▸ **Records to use**

━━━━━━━━━━━━━━━━━━━━

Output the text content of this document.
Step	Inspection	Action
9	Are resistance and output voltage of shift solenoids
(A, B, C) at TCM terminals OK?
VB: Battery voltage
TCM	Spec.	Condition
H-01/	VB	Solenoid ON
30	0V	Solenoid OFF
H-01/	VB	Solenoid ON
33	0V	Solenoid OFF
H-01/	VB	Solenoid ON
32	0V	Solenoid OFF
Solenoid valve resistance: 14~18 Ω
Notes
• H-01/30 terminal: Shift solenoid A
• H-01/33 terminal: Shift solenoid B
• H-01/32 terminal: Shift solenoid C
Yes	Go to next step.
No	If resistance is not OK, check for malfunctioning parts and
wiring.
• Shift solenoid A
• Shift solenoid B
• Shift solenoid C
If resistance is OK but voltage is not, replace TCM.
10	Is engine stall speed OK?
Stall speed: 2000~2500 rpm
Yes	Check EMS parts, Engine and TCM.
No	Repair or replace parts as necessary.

━━━━━━━━━━━━━━━━━━━━

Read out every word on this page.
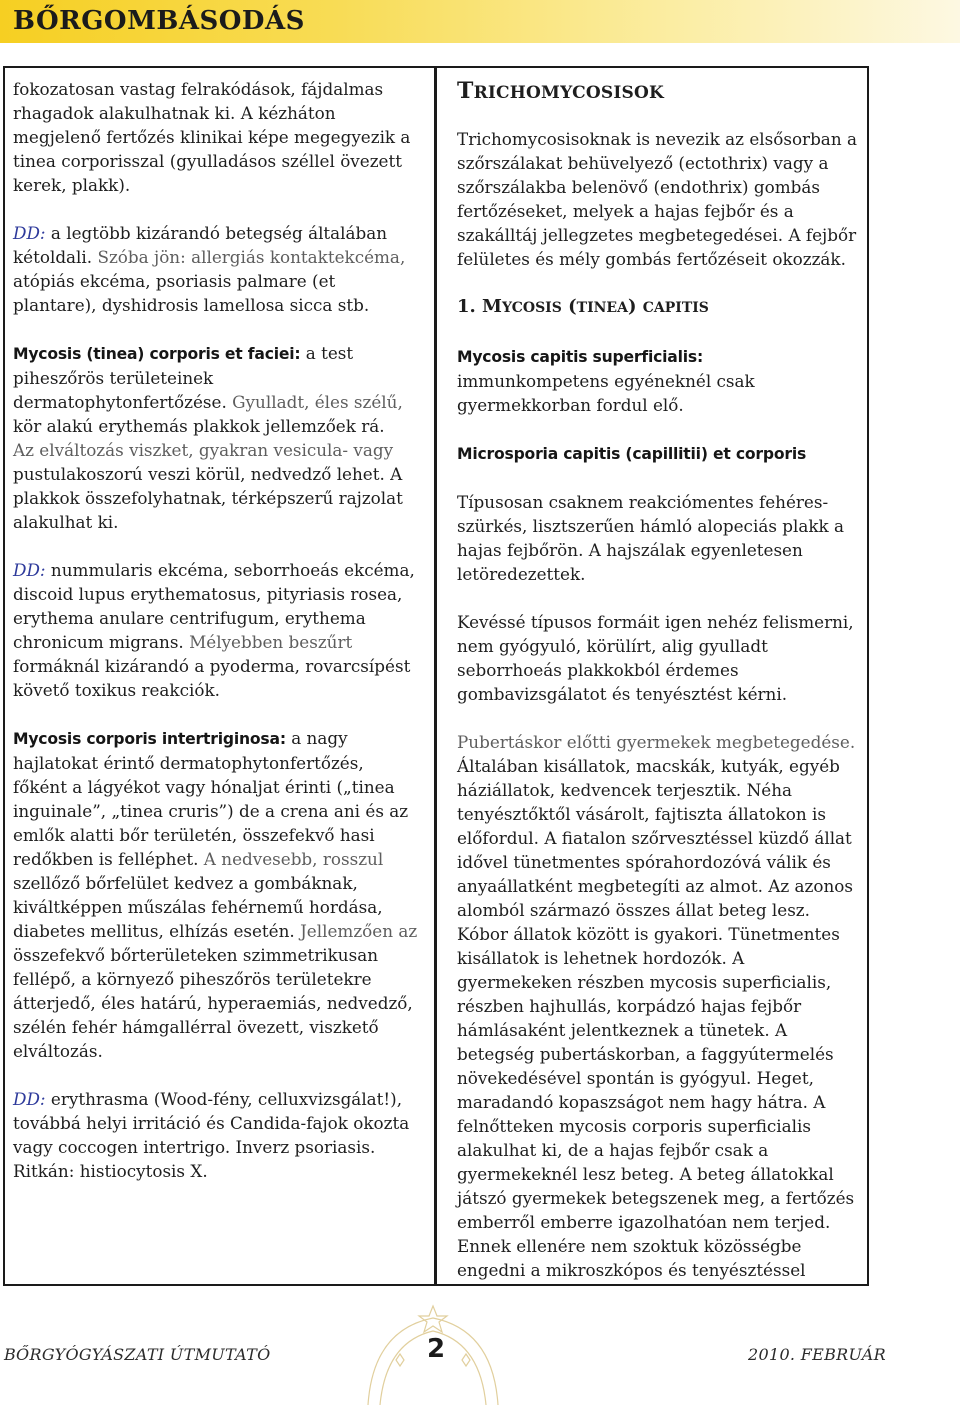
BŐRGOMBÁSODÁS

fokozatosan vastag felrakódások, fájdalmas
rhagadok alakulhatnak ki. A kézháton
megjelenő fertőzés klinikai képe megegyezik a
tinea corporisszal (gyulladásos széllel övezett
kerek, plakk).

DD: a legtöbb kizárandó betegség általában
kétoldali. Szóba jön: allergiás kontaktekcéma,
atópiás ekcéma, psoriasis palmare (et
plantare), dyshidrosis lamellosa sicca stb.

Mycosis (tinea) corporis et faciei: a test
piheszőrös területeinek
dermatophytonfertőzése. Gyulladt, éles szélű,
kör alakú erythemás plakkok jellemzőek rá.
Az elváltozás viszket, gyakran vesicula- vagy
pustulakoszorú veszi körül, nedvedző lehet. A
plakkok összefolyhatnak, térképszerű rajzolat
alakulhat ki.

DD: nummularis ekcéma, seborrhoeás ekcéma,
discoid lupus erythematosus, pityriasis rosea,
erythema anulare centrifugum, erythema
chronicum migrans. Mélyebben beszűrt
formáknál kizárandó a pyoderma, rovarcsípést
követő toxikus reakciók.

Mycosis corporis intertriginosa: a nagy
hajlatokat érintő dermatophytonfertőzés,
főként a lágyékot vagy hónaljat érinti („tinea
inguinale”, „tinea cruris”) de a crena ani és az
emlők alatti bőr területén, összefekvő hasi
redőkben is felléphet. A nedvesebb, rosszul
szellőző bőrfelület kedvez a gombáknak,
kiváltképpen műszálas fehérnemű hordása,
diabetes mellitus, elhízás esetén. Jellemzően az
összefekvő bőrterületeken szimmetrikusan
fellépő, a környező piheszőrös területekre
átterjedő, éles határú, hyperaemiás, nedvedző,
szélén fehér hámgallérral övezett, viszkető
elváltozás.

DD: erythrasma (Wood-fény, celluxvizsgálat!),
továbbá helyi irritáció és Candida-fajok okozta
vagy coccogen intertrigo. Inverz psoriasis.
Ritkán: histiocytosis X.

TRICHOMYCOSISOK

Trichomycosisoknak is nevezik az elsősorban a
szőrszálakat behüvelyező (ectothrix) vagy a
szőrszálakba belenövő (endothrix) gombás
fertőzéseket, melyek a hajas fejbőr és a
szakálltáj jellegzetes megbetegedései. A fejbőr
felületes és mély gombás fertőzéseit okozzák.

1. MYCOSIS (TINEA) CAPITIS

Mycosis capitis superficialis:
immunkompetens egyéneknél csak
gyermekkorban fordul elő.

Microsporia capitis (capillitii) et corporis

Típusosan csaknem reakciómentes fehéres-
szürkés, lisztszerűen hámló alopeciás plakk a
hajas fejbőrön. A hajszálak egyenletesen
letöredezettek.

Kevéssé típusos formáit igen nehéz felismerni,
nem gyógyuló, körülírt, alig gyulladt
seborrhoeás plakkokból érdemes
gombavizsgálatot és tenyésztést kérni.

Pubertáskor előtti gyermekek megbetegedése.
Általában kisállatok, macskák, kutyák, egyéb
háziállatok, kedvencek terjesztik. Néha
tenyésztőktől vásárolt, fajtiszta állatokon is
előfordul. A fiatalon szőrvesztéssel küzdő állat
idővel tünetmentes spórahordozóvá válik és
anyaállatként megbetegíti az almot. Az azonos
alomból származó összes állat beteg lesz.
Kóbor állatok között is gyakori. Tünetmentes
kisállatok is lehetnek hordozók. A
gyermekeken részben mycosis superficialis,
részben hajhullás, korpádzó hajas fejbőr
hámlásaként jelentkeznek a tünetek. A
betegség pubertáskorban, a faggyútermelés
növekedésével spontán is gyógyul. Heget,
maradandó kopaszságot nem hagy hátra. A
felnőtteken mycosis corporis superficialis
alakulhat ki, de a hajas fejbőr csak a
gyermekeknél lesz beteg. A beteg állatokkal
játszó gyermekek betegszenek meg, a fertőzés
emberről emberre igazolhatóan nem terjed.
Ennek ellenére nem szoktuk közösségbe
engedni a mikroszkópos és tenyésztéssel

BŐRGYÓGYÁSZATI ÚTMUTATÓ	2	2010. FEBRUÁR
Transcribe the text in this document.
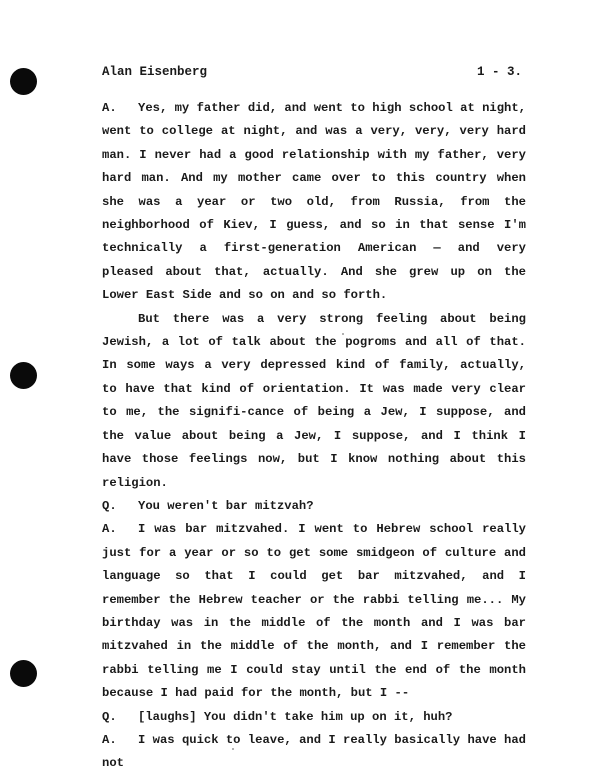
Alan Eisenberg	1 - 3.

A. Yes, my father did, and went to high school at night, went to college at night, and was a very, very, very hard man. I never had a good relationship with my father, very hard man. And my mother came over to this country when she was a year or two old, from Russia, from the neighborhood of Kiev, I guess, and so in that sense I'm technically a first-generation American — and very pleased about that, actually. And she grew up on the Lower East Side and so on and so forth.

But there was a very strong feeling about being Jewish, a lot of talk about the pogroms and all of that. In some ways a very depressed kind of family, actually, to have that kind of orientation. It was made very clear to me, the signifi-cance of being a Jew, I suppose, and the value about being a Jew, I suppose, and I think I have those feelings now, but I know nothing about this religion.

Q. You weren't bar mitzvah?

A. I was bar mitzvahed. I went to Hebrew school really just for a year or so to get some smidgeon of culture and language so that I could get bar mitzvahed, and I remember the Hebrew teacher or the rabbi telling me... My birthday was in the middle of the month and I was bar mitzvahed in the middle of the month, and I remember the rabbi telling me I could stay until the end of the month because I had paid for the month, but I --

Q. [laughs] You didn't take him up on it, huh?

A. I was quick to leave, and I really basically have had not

━━━━━━━━━━━━━━━━━━━━

▸ **Set problem**
What number of lines in the records contain the word "nedvedző"? Answer with that number alone.

▸ **Exercise answer**
2